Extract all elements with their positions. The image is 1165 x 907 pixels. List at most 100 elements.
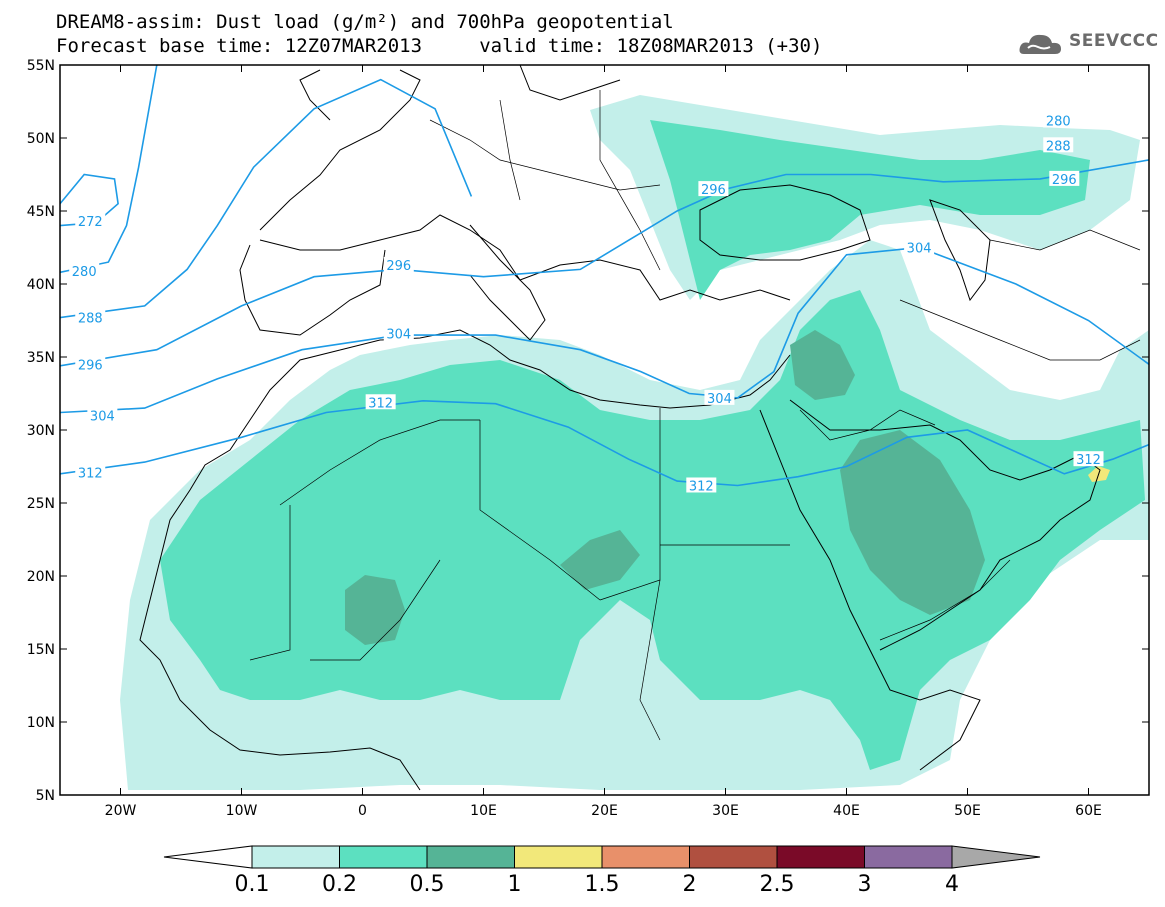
colorbar-label: 3 — [857, 872, 872, 897]
contour-label: 288 — [78, 312, 103, 327]
colorbar-bin — [776, 845, 865, 869]
coastline-iberia — [239, 244, 386, 336]
colorbar-label: 0.5 — [409, 872, 445, 897]
contour-label: 296 — [386, 259, 411, 274]
contour-label-bg — [87, 407, 118, 423]
axis-tick-layer: 20W 10W 0 10E 20E 30E 40E 50E 60E 55N 50N 45N 40N 35N… — [27, 58, 1149, 819]
dust-area-medium — [160, 290, 1145, 770]
border-sudan-chad — [639, 579, 661, 741]
contour-label: 304 — [907, 242, 932, 257]
contour-label: 288 — [1046, 139, 1071, 154]
colorbar-bin — [864, 845, 953, 869]
coastline-france-uk — [259, 69, 421, 231]
lat-tick-label: 25N — [27, 496, 55, 512]
contour-label-bg — [75, 213, 106, 229]
lat-tick-label: 5N — [36, 788, 55, 804]
colorbar-min-arrow — [163, 845, 253, 869]
colorbar — [163, 845, 1041, 869]
colorbar-bin — [426, 845, 515, 869]
border-sahara-2 — [249, 505, 291, 661]
contour-label-bg — [383, 257, 414, 273]
contour-label: 312 — [368, 396, 393, 411]
contour-label-bg — [704, 389, 735, 405]
lat-tick-label: 35N — [27, 350, 55, 366]
contour-label: 296 — [1052, 173, 1077, 188]
contour-label-bg — [75, 309, 106, 325]
contour-label: 280 — [72, 265, 97, 280]
coastline-africa-west — [139, 349, 421, 791]
contour-label-bg — [69, 262, 100, 278]
lon-tick-label: 50E — [954, 803, 981, 819]
geopotential-contour-288 — [60, 78, 473, 319]
lat-tick-label: 45N — [27, 204, 55, 220]
colorbar-bin — [339, 845, 428, 869]
lon-tick-label: 0 — [358, 803, 367, 819]
lon-tick-label: 10E — [470, 803, 497, 819]
border-mali-niger — [310, 559, 441, 661]
lat-tick-label: 30N — [27, 423, 55, 439]
lon-tick-label: 20E — [591, 803, 618, 819]
colorbar-label: 1.5 — [584, 872, 620, 897]
border-sahara-1 — [279, 419, 480, 506]
contour-label-bg — [1073, 451, 1104, 467]
contour-label: 304 — [386, 328, 411, 343]
colorbar-label: 1 — [507, 872, 522, 897]
contour-label: 296 — [78, 358, 103, 373]
contour-label-bg — [75, 356, 106, 372]
country-border-layer — [249, 90, 1141, 741]
contour-label: 296 — [701, 183, 726, 198]
dust-area-dark-sahara-1 — [345, 575, 405, 645]
border-iran — [899, 299, 1141, 361]
contour-label: 304 — [707, 392, 732, 407]
colorbar-bin — [601, 845, 690, 869]
contour-label-bg — [698, 181, 729, 197]
lat-tick-label: 15N — [27, 642, 55, 658]
contour-label-bg — [1049, 170, 1080, 186]
colorbar-label: 4 — [945, 872, 959, 897]
contour-label-bg — [383, 325, 414, 341]
border-europe-3 — [599, 90, 661, 271]
cloud-icon — [1019, 34, 1061, 54]
colorbar-label: 2 — [682, 872, 697, 897]
geopotential-contour-304 — [60, 246, 1149, 414]
border-sahara-3 — [479, 420, 601, 601]
dust-area-dark-levant — [790, 330, 855, 400]
coastline-caspian — [929, 199, 991, 302]
dust-area-dark-arabia — [840, 430, 985, 615]
lon-tick-label: 40E — [833, 803, 860, 819]
border-saudi-north — [799, 409, 936, 441]
coastline-italy — [469, 224, 546, 341]
colorbar-bin — [514, 845, 603, 869]
colorbar-bin — [689, 845, 778, 869]
contour-label-bg — [686, 477, 717, 493]
lon-tick-label: 10W — [226, 803, 258, 819]
colorbar-label: 0.1 — [234, 872, 270, 897]
map-title-line-1: DREAM8-assim: Dust load (g/m²) and 700hP… — [56, 11, 674, 33]
contour-label: 280 — [1046, 114, 1071, 129]
contour-label-bg — [1043, 112, 1074, 128]
border-europe-2 — [499, 99, 521, 201]
lat-tick-label: 55N — [27, 58, 55, 74]
contour-label: 304 — [90, 409, 115, 424]
colorbar-bin — [251, 845, 340, 869]
border-saudi-south — [879, 559, 1011, 641]
coastline-scandinavia — [519, 65, 621, 101]
contour-label: 312 — [78, 466, 103, 481]
dust-load-layer — [120, 95, 1149, 790]
border-europe-1 — [429, 119, 661, 191]
colorbar-max-arrow — [951, 845, 1041, 869]
contour-label-bg — [904, 239, 935, 255]
lon-tick-label: 30E — [712, 803, 739, 819]
lon-tick-label: 60E — [1075, 803, 1102, 819]
colorbar-label: 2.5 — [759, 872, 795, 897]
lat-tick-label: 20N — [27, 569, 55, 585]
geopotential-contour-296 — [60, 159, 1149, 367]
map-title-line-2: Forecast base time: 12Z07MAR2013 valid t… — [56, 35, 823, 57]
contour-label: 312 — [689, 479, 714, 494]
coastline-red-sea — [759, 409, 981, 771]
dust-area-dark-sahara-2 — [560, 530, 640, 590]
border-central-asia — [989, 229, 1141, 251]
seevccc-logo: SEEVCCC — [1069, 31, 1159, 51]
geopotential-contour-layer: 272 280 288 296 304 312 296 304 312 304 312 296 304 2… — [60, 65, 1149, 494]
++++++++
▶ [Task description]
Reproduce all of the material above verbatim, line by line, leaving out the picture.

▶ [Solution below]
Extract all elements with their positions. The image is 1165 x 907 pixels. List at most 100 elements.
colorbar-label: 3 — [857, 872, 872, 897]
contour-label: 288 — [78, 312, 103, 327]
colorbar-bin — [776, 845, 865, 869]
coastline-iberia — [239, 244, 386, 336]
colorbar-label: 0.5 — [409, 872, 445, 897]
contour-label: 296 — [386, 259, 411, 274]
contour-label-bg — [87, 407, 118, 423]
axis-tick-layer: 20W 10W 0 10E 20E 30E 40E 50E 60E 55N 50N 45N 40N 35N… — [27, 58, 1149, 819]
dust-area-medium — [160, 290, 1145, 770]
border-sudan-chad — [639, 579, 661, 741]
contour-label: 304 — [907, 242, 932, 257]
contour-label: 288 — [1046, 139, 1071, 154]
colorbar-bin — [864, 845, 953, 869]
coastline-france-uk — [259, 69, 421, 231]
lat-tick-label: 25N — [27, 496, 55, 512]
contour-label-bg — [75, 213, 106, 229]
lat-tick-label: 5N — [36, 788, 55, 804]
colorbar-min-arrow — [163, 845, 253, 869]
colorbar — [163, 845, 1041, 869]
colorbar-bin — [426, 845, 515, 869]
border-sahara-2 — [249, 505, 291, 661]
contour-label-bg — [383, 257, 414, 273]
contour-label: 312 — [368, 396, 393, 411]
contour-label-bg — [704, 389, 735, 405]
lat-tick-label: 35N — [27, 350, 55, 366]
contour-label: 296 — [1052, 173, 1077, 188]
contour-label-bg — [75, 309, 106, 325]
contour-label: 280 — [72, 265, 97, 280]
coastline-africa-west — [139, 349, 421, 791]
contour-label-bg — [69, 262, 100, 278]
lon-tick-label: 50E — [954, 803, 981, 819]
geopotential-contour-288 — [60, 78, 473, 319]
lat-tick-label: 45N — [27, 204, 55, 220]
colorbar-bin — [339, 845, 428, 869]
lon-tick-label: 0 — [358, 803, 367, 819]
lon-tick-label: 10E — [470, 803, 497, 819]
border-mali-niger — [310, 559, 441, 661]
lat-tick-label: 30N — [27, 423, 55, 439]
lon-tick-label: 20E — [591, 803, 618, 819]
colorbar-label: 1.5 — [584, 872, 620, 897]
border-sahara-1 — [279, 419, 480, 506]
contour-label-bg — [1073, 451, 1104, 467]
contour-label: 304 — [386, 328, 411, 343]
colorbar-label: 1 — [507, 872, 522, 897]
contour-label: 296 — [78, 358, 103, 373]
contour-label-bg — [75, 356, 106, 372]
country-border-layer — [249, 90, 1141, 741]
contour-label: 296 — [701, 183, 726, 198]
dust-area-dark-sahara-1 — [345, 575, 405, 645]
border-iran — [899, 299, 1141, 361]
contour-label: 304 — [707, 392, 732, 407]
colorbar-bin — [601, 845, 690, 869]
contour-label-bg — [698, 181, 729, 197]
lat-tick-label: 15N — [27, 642, 55, 658]
contour-label-bg — [1049, 170, 1080, 186]
colorbar-label: 4 — [945, 872, 959, 897]
contour-label-bg — [383, 325, 414, 341]
border-europe-3 — [599, 90, 661, 271]
cloud-icon — [1019, 34, 1061, 54]
colorbar-label: 2 — [682, 872, 697, 897]
geopotential-contour-304 — [60, 246, 1149, 414]
border-sahara-3 — [479, 420, 601, 601]
dust-area-dark-levant — [790, 330, 855, 400]
coastline-caspian — [929, 199, 991, 302]
dust-area-dark-arabia — [840, 430, 985, 615]
lon-tick-label: 40E — [833, 803, 860, 819]
border-saudi-north — [799, 409, 936, 441]
coastline-italy — [469, 224, 546, 341]
colorbar-bin — [514, 845, 603, 869]
colorbar-bin — [689, 845, 778, 869]
contour-label-bg — [686, 477, 717, 493]
lon-tick-label: 10W — [226, 803, 258, 819]
colorbar-label: 0.1 — [234, 872, 270, 897]
map-title-line-1: DREAM8-assim: Dust load (g/m²) and 700hP… — [56, 11, 674, 33]
contour-label: 280 — [1046, 114, 1071, 129]
contour-label-bg — [1043, 112, 1074, 128]
border-europe-2 — [499, 99, 521, 201]
lat-tick-label: 55N — [27, 58, 55, 74]
contour-label: 304 — [90, 409, 115, 424]
colorbar-bin — [251, 845, 340, 869]
border-saudi-south — [879, 559, 1011, 641]
coastline-scandinavia — [519, 65, 621, 101]
contour-label: 312 — [78, 466, 103, 481]
dust-load-layer — [120, 95, 1149, 790]
border-europe-1 — [429, 119, 661, 191]
colorbar-max-arrow — [951, 845, 1041, 869]
contour-label-bg — [904, 239, 935, 255]
lon-tick-label: 30E — [712, 803, 739, 819]
lon-tick-label: 60E — [1075, 803, 1102, 819]
colorbar-label: 2.5 — [759, 872, 795, 897]
lat-tick-label: 20N — [27, 569, 55, 585]
geopotential-contour-296 — [60, 159, 1149, 367]
map-title-line-2: Forecast base time: 12Z07MAR2013 valid t… — [56, 35, 823, 57]
contour-label: 312 — [689, 479, 714, 494]
coastline-red-sea — [759, 409, 981, 771]
dust-area-dark-sahara-2 — [560, 530, 640, 590]
border-central-asia — [989, 229, 1141, 251]
seevccc-logo: SEEVCCC — [1069, 31, 1159, 51]
geopotential-contour-layer: 272 280 288 296 304 312 296 304 312 304 312 296 304 2… — [60, 65, 1149, 494]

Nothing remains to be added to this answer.